Pick out each line of the records that includes the string "Twitter", and copy it.
##############################
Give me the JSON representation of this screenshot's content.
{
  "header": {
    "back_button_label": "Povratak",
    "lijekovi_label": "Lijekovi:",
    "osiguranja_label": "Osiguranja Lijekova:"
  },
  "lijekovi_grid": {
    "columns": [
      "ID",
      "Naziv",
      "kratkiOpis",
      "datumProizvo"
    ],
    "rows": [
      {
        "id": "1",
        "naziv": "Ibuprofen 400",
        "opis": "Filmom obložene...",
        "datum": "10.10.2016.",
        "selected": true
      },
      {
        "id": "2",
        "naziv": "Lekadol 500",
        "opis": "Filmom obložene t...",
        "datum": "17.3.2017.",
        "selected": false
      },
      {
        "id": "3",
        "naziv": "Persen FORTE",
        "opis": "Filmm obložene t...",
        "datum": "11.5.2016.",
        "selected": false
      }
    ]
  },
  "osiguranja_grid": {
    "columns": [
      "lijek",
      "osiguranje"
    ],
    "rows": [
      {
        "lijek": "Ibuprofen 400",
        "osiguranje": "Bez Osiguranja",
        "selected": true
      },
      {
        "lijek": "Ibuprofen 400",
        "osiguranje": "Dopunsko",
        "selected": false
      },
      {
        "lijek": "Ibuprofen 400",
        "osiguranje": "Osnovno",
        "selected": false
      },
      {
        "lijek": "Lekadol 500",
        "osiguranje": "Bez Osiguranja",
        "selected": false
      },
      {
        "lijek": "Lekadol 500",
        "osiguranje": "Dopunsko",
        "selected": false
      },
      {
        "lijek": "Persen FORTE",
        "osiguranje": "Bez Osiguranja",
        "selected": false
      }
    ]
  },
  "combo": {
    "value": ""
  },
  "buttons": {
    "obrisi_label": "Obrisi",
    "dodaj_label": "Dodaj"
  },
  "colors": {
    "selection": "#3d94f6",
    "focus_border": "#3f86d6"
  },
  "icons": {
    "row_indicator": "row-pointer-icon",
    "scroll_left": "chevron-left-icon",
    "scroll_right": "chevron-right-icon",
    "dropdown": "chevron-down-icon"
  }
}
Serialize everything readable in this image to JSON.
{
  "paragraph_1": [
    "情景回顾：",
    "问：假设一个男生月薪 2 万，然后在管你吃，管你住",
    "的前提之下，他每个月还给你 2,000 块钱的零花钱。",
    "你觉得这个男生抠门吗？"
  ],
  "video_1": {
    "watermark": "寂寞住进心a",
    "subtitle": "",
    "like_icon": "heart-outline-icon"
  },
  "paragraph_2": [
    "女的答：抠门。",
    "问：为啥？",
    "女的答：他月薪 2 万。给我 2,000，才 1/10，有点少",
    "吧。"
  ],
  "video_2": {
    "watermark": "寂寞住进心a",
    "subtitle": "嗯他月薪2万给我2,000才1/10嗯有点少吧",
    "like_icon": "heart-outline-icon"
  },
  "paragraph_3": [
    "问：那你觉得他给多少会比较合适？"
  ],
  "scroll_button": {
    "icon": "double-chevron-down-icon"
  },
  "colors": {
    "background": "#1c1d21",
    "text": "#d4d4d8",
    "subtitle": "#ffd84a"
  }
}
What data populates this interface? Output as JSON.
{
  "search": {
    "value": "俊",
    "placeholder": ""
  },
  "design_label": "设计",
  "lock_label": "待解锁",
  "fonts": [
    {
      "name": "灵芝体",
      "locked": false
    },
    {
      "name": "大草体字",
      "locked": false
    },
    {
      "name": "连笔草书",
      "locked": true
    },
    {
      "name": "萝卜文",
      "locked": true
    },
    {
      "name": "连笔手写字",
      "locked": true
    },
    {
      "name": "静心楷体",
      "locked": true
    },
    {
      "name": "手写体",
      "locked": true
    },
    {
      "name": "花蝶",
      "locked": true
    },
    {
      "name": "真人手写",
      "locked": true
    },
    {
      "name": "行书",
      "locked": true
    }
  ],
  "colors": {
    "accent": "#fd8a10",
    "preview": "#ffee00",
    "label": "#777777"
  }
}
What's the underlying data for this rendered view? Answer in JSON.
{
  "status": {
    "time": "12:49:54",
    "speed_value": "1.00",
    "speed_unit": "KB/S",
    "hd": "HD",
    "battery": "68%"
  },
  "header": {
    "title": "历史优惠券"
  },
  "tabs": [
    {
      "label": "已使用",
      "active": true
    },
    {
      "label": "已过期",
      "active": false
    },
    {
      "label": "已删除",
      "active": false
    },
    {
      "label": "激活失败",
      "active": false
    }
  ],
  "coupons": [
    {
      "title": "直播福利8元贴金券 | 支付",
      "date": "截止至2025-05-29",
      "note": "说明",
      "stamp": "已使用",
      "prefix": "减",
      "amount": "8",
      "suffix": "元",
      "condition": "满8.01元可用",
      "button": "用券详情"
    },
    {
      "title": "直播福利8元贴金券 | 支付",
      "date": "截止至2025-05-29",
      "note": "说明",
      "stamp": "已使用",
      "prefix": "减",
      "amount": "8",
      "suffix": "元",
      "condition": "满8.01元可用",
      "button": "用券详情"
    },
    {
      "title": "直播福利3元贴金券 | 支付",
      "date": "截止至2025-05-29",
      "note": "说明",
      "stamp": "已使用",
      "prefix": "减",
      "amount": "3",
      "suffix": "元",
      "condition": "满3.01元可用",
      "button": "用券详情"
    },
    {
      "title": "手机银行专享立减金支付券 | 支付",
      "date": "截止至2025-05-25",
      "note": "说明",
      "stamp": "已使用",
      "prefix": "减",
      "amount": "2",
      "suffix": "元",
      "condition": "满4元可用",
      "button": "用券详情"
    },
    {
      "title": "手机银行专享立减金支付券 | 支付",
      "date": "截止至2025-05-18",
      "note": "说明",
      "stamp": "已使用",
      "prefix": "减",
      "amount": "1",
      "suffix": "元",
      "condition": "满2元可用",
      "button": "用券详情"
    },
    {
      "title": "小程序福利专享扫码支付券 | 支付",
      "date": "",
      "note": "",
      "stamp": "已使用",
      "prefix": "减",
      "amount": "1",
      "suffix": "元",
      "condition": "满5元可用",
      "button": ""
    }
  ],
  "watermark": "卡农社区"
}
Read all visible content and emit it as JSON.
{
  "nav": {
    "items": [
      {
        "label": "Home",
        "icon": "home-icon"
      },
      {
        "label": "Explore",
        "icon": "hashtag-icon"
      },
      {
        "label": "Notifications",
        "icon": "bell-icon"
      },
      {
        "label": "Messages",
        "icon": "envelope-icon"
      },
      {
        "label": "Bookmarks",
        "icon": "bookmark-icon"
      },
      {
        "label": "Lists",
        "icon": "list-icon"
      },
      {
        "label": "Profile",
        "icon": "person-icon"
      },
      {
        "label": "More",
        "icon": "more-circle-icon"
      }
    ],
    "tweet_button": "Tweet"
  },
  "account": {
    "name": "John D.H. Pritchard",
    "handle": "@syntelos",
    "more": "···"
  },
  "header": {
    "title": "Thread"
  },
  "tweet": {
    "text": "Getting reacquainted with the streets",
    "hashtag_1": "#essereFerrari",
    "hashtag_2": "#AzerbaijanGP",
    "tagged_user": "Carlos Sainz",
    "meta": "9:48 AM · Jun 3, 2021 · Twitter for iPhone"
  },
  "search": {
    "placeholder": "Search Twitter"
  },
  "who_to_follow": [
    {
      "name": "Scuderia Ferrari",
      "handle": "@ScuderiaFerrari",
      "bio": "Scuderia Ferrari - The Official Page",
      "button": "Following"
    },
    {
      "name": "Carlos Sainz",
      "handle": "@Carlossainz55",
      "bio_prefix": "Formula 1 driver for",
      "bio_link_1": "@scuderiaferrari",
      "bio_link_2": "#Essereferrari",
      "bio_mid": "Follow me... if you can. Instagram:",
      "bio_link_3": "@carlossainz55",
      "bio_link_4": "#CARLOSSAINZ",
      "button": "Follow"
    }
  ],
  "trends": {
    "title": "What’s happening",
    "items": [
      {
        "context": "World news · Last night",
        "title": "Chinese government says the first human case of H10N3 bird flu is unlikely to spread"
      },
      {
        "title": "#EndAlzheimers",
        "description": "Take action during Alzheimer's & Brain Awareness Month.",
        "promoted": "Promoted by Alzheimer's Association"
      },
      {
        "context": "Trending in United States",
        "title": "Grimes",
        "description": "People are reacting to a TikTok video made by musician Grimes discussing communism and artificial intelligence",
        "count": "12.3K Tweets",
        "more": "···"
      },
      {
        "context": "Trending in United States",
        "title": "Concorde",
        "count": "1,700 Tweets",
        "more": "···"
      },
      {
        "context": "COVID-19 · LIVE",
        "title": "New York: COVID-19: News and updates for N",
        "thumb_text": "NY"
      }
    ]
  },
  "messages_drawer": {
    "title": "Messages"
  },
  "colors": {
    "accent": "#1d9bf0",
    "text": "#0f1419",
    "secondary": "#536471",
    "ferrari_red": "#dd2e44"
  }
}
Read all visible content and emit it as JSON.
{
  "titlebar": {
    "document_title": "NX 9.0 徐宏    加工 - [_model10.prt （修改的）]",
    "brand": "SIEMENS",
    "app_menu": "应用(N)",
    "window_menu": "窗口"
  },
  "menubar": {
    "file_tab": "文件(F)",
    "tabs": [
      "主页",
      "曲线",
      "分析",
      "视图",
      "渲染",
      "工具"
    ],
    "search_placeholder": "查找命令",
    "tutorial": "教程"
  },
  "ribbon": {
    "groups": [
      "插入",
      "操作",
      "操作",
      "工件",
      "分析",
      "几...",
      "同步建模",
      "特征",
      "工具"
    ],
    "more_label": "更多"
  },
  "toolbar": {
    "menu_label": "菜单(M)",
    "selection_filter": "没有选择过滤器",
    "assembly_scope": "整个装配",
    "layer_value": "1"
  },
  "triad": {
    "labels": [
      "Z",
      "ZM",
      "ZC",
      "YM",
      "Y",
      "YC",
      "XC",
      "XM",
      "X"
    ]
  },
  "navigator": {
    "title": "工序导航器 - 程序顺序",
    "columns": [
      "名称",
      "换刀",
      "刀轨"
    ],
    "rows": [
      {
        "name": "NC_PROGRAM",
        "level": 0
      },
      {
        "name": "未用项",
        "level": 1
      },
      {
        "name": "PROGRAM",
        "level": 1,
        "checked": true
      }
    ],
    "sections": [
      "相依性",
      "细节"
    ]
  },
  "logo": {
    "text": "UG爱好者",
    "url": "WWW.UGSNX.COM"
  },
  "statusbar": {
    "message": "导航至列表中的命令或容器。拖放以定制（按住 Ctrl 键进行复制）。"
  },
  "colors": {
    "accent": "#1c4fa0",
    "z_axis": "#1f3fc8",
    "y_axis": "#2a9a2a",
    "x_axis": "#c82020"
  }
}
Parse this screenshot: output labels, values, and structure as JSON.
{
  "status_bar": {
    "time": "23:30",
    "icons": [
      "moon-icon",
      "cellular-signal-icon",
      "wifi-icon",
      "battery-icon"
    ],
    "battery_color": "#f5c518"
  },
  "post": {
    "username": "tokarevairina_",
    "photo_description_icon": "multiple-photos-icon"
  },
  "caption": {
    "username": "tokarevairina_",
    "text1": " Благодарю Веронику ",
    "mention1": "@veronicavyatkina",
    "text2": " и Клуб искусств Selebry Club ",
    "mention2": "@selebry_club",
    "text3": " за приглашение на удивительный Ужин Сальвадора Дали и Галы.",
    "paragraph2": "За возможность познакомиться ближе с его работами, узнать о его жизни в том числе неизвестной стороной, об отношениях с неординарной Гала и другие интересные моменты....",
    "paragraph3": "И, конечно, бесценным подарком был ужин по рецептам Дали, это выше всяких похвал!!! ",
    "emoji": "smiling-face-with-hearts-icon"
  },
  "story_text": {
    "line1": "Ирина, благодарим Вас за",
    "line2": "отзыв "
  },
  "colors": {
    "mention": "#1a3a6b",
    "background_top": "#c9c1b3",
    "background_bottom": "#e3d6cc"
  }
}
##############################
EXPECTED ANSWER |
    "meta": "9:48 AM · Jun 3, 2021 · Twitter for iPhone"
    "placeholder": "Search Twitter"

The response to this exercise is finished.